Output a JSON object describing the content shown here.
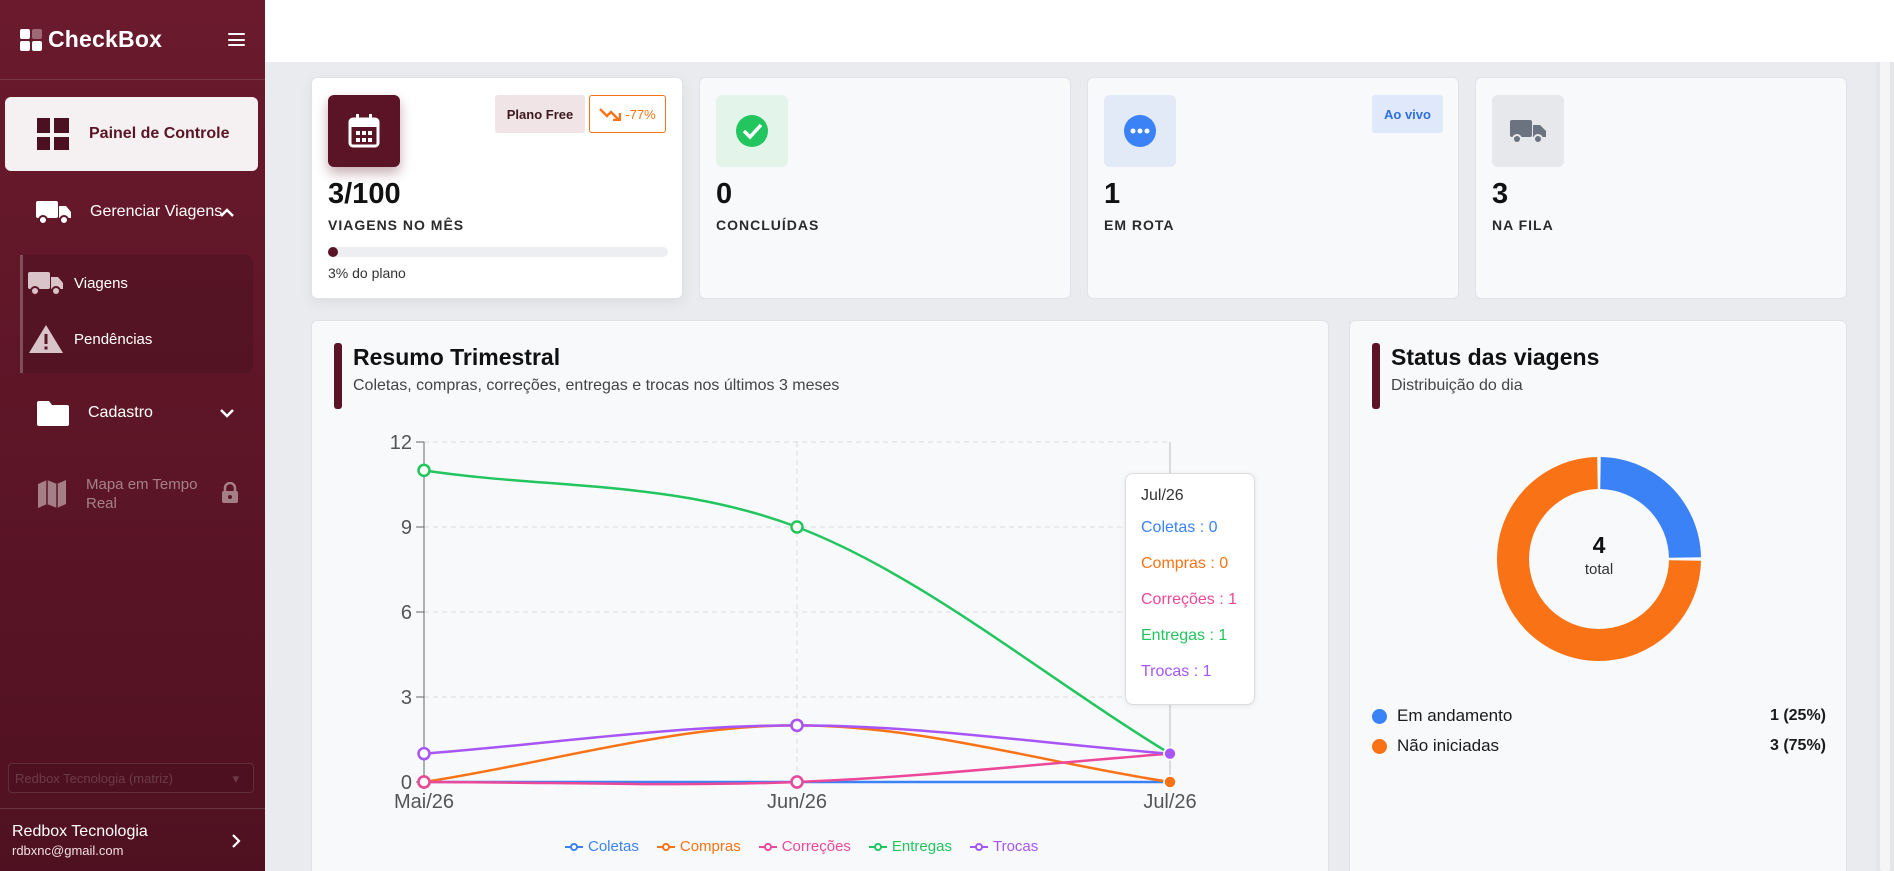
{
  "brand": {
    "name": "CheckBox"
  },
  "sidebar": {
    "active": "Painel de Controle",
    "manage_trips": "Gerenciar Viagens",
    "sub_items": [
      "Viagens",
      "Pendências"
    ],
    "cadastro": "Cadastro",
    "map_line1": "Mapa em Tempo",
    "map_line2": "Real",
    "filial": "Redbox Tecnologia (matriz)",
    "user_name": "Redbox Tecnologia",
    "user_email": "rdbxnc@gmail.com"
  },
  "stats": [
    {
      "value": "3/100",
      "label": "VIAGENS NO MÊS",
      "badge_plan": "Plano Free",
      "badge_trend": "-77%",
      "progress_fraction": 0.03,
      "progress_text": "3% do plano"
    },
    {
      "value": "0",
      "label": "CONCLUÍDAS"
    },
    {
      "value": "1",
      "label": "EM ROTA",
      "badge_live": "Ao vivo"
    },
    {
      "value": "3",
      "label": "NA FILA"
    }
  ],
  "summary": {
    "title": "Resumo Trimestral",
    "subtitle": "Coletas, compras, correções, entregas e trocas nos últimos 3 meses"
  },
  "status": {
    "title": "Status das viagens",
    "subtitle": "Distribuição do dia",
    "total": "4",
    "total_label": "total",
    "rows": [
      {
        "label": "Em andamento",
        "value": "1 (25%)",
        "color": "#3b82f6"
      },
      {
        "label": "Não iniciadas",
        "value": "3 (75%)",
        "color": "#f97316"
      }
    ]
  },
  "tooltip": {
    "title": "Jul/26",
    "rows": [
      "Coletas : 0",
      "Compras : 0",
      "Correções : 1",
      "Entregas : 1",
      "Trocas : 1"
    ]
  },
  "chart_data": [
    {
      "type": "line",
      "categories": [
        "Mai/26",
        "Jun/26",
        "Jul/26"
      ],
      "ylim": [
        0,
        12
      ],
      "yticks": [
        "0",
        "3",
        "6",
        "9",
        "12"
      ],
      "series": [
        {
          "name": "Coletas",
          "color": "#3b82f6",
          "values": [
            0,
            0,
            0
          ]
        },
        {
          "name": "Compras",
          "color": "#f97316",
          "values": [
            0,
            2,
            0
          ]
        },
        {
          "name": "Correções",
          "color": "#ec4899",
          "values": [
            0,
            0,
            1
          ]
        },
        {
          "name": "Entregas",
          "color": "#22c55e",
          "values": [
            11,
            9,
            1
          ]
        },
        {
          "name": "Trocas",
          "color": "#a855f7",
          "values": [
            1,
            2,
            1
          ]
        }
      ]
    },
    {
      "type": "pie",
      "categories": [
        "Em andamento",
        "Não iniciadas"
      ],
      "values": [
        1,
        3
      ],
      "colors": [
        "#3b82f6",
        "#f97316"
      ]
    }
  ]
}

+++

◆ SET EXERCISE:
Omit the pictures and restate the rest of the records verbatim.

◆ ANSWER IN FULL:
Output a JSON object describing the content shown here.
{
  "brand": {
    "name": "CheckBox"
  },
  "sidebar": {
    "active": "Painel de Controle",
    "manage_trips": "Gerenciar Viagens",
    "sub_items": [
      "Viagens",
      "Pendências"
    ],
    "cadastro": "Cadastro",
    "map_line1": "Mapa em Tempo",
    "map_line2": "Real",
    "filial": "Redbox Tecnologia (matriz)",
    "user_name": "Redbox Tecnologia",
    "user_email": "rdbxnc@gmail.com"
  },
  "stats": [
    {
      "value": "3/100",
      "label": "VIAGENS NO MÊS",
      "badge_plan": "Plano Free",
      "badge_trend": "-77%",
      "progress_fraction": 0.03,
      "progress_text": "3% do plano"
    },
    {
      "value": "0",
      "label": "CONCLUÍDAS"
    },
    {
      "value": "1",
      "label": "EM ROTA",
      "badge_live": "Ao vivo"
    },
    {
      "value": "3",
      "label": "NA FILA"
    }
  ],
  "summary": {
    "title": "Resumo Trimestral",
    "subtitle": "Coletas, compras, correções, entregas e trocas nos últimos 3 meses"
  },
  "status": {
    "title": "Status das viagens",
    "subtitle": "Distribuição do dia",
    "total": "4",
    "total_label": "total",
    "rows": [
      {
        "label": "Em andamento",
        "value": "1 (25%)",
        "color": "#3b82f6"
      },
      {
        "label": "Não iniciadas",
        "value": "3 (75%)",
        "color": "#f97316"
      }
    ]
  },
  "tooltip": {
    "title": "Jul/26",
    "rows": [
      "Coletas : 0",
      "Compras : 0",
      "Correções : 1",
      "Entregas : 1",
      "Trocas : 1"
    ]
  },
  "chart_data": [
    {
      "type": "line",
      "categories": [
        "Mai/26",
        "Jun/26",
        "Jul/26"
      ],
      "ylim": [
        0,
        12
      ],
      "yticks": [
        "0",
        "3",
        "6",
        "9",
        "12"
      ],
      "series": [
        {
          "name": "Coletas",
          "color": "#3b82f6",
          "values": [
            0,
            0,
            0
          ]
        },
        {
          "name": "Compras",
          "color": "#f97316",
          "values": [
            0,
            2,
            0
          ]
        },
        {
          "name": "Correções",
          "color": "#ec4899",
          "values": [
            0,
            0,
            1
          ]
        },
        {
          "name": "Entregas",
          "color": "#22c55e",
          "values": [
            11,
            9,
            1
          ]
        },
        {
          "name": "Trocas",
          "color": "#a855f7",
          "values": [
            1,
            2,
            1
          ]
        }
      ]
    },
    {
      "type": "pie",
      "categories": [
        "Em andamento",
        "Não iniciadas"
      ],
      "values": [
        1,
        3
      ],
      "colors": [
        "#3b82f6",
        "#f97316"
      ]
    }
  ]
}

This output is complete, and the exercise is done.